INFORMATION PROVIDED

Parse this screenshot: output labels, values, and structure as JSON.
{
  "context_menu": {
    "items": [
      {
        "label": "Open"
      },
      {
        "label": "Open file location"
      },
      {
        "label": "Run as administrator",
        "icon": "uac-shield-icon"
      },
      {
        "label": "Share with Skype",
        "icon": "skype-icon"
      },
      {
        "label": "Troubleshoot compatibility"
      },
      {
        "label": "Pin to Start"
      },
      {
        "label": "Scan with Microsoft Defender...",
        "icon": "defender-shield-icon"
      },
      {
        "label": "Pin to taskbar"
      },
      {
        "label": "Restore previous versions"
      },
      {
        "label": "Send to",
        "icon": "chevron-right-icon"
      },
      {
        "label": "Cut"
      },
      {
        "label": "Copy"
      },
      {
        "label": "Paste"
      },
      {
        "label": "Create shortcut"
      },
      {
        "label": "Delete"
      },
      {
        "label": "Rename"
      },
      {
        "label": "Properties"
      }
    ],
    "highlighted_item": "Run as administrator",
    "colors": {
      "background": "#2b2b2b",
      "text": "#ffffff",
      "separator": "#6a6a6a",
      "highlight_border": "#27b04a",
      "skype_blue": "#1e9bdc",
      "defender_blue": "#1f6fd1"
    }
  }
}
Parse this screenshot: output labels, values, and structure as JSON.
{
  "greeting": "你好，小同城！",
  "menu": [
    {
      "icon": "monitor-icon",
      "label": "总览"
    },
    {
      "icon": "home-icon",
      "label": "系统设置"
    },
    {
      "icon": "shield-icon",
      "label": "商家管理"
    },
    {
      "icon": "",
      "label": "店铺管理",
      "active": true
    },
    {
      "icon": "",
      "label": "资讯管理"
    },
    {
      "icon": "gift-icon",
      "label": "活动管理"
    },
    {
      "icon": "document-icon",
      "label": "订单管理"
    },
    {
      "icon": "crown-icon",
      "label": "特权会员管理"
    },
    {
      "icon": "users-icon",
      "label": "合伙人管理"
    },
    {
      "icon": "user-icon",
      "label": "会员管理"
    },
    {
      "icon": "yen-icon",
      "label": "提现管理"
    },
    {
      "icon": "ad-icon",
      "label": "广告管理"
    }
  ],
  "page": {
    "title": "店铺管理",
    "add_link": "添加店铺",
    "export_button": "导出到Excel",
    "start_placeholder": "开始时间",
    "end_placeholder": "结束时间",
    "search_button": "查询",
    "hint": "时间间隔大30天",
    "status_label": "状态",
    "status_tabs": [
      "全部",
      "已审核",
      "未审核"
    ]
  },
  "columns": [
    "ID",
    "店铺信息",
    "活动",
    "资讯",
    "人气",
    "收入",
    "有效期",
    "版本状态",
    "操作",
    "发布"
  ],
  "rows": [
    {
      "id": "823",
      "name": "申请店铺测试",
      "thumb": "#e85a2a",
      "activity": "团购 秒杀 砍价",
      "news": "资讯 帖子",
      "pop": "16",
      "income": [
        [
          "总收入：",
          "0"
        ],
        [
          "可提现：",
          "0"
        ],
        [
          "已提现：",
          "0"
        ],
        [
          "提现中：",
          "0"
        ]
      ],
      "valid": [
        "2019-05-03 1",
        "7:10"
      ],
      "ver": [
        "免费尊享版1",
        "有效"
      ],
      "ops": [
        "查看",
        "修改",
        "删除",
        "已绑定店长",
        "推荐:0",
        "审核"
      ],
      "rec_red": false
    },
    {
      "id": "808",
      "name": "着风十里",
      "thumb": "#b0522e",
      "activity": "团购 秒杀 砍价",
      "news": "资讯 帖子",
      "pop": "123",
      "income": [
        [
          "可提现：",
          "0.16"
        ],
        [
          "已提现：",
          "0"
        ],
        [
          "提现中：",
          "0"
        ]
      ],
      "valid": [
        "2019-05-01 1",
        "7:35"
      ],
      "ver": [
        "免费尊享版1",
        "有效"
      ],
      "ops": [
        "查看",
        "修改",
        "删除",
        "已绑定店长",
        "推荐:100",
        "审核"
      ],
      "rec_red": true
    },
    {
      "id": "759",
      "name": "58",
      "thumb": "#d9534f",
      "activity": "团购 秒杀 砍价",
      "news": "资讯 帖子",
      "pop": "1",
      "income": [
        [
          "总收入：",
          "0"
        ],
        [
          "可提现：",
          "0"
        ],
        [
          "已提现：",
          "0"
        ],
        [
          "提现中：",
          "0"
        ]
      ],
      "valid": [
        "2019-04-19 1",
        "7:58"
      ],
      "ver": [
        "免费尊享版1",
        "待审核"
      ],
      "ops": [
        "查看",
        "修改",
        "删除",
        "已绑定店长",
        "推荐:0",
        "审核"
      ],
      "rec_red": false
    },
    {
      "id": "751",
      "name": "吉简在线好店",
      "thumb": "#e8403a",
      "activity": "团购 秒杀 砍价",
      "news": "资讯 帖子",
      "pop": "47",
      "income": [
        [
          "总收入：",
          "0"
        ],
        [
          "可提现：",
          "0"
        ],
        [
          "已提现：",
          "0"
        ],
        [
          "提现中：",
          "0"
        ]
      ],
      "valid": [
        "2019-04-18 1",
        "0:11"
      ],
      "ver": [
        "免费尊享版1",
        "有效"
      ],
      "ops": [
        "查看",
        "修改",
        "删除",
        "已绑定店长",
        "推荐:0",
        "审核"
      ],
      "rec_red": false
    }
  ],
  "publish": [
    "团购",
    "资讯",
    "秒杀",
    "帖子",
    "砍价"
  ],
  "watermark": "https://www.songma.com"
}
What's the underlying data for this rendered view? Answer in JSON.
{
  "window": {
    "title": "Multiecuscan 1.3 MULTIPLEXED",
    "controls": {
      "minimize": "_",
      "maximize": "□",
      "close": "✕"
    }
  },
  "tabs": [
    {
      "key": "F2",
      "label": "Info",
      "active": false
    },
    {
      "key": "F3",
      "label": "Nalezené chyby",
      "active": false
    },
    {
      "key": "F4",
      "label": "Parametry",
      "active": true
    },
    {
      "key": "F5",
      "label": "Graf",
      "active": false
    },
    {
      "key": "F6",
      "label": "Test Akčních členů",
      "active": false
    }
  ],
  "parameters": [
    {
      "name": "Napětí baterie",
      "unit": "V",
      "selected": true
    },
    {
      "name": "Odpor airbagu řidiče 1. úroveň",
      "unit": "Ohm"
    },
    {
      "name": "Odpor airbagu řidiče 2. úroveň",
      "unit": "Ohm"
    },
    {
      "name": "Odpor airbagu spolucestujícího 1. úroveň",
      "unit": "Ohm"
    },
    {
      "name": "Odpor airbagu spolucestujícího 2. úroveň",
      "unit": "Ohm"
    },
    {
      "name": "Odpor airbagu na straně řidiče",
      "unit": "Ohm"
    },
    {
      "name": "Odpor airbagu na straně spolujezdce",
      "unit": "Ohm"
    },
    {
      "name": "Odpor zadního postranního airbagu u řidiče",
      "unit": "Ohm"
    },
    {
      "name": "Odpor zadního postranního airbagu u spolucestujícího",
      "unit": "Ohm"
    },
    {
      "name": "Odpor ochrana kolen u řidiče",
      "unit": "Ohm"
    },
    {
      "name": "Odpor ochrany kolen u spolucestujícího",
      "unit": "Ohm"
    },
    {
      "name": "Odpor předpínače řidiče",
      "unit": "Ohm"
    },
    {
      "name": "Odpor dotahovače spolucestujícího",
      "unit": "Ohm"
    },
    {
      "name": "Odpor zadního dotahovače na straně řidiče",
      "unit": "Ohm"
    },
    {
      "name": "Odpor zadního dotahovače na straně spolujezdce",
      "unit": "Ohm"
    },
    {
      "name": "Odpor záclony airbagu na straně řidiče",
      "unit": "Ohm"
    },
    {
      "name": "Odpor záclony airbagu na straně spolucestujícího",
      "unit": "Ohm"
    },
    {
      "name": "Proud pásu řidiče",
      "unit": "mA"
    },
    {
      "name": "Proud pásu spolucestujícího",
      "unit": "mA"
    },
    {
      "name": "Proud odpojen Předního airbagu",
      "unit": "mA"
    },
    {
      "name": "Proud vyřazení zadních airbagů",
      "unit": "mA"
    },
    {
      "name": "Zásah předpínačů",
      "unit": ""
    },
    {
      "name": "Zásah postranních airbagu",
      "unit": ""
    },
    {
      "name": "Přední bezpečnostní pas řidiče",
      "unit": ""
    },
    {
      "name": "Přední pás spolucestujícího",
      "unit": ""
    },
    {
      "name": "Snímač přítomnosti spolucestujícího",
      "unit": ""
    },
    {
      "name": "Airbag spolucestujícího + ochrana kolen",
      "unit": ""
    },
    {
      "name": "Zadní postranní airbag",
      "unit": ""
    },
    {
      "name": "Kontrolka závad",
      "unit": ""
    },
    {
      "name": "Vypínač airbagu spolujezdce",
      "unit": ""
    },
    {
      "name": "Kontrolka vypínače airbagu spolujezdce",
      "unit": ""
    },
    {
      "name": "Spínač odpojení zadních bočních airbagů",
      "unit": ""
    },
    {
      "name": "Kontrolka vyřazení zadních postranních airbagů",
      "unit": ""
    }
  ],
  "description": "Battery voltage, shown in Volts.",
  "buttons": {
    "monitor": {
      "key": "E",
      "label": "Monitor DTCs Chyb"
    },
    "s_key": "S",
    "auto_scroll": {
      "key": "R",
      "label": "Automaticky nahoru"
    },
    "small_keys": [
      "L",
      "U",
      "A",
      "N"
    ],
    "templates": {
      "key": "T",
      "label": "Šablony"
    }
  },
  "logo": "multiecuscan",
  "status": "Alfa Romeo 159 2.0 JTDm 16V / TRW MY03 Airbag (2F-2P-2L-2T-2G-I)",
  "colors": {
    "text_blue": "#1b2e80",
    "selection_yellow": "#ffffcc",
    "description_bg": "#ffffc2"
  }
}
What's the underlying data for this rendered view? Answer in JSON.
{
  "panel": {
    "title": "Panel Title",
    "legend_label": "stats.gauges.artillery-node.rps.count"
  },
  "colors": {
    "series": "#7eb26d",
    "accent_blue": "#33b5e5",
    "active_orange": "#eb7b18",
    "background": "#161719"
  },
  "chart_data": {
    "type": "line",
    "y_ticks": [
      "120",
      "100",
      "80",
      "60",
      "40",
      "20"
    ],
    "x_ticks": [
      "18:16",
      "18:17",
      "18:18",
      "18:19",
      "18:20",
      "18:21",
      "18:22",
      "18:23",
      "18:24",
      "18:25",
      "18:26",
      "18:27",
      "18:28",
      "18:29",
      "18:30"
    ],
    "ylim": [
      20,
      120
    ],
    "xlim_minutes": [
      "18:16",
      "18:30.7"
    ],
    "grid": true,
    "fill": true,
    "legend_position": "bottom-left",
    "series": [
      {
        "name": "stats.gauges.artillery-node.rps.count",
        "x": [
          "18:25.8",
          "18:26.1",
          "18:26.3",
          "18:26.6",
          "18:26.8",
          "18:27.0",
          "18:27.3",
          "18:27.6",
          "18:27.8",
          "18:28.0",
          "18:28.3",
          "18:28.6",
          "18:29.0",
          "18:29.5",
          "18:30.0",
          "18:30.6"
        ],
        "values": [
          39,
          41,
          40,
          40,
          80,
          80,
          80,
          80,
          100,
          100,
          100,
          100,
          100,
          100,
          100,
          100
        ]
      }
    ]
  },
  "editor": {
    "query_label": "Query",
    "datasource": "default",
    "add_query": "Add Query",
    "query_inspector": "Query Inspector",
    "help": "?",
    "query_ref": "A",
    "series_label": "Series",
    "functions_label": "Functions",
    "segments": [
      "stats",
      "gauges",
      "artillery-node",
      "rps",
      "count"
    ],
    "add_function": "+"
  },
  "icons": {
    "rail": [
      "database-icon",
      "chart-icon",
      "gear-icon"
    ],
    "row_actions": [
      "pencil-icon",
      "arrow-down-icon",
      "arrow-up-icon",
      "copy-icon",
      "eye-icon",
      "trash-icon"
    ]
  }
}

WRITTEN REQUEST
Scan the material and collect every line that contains "node".

IN RESPONSE
    "legend_label": "stats.gauges.artillery-node.rps.count"
        "name": "stats.gauges.artillery-node.rps.count",
      "artillery-node",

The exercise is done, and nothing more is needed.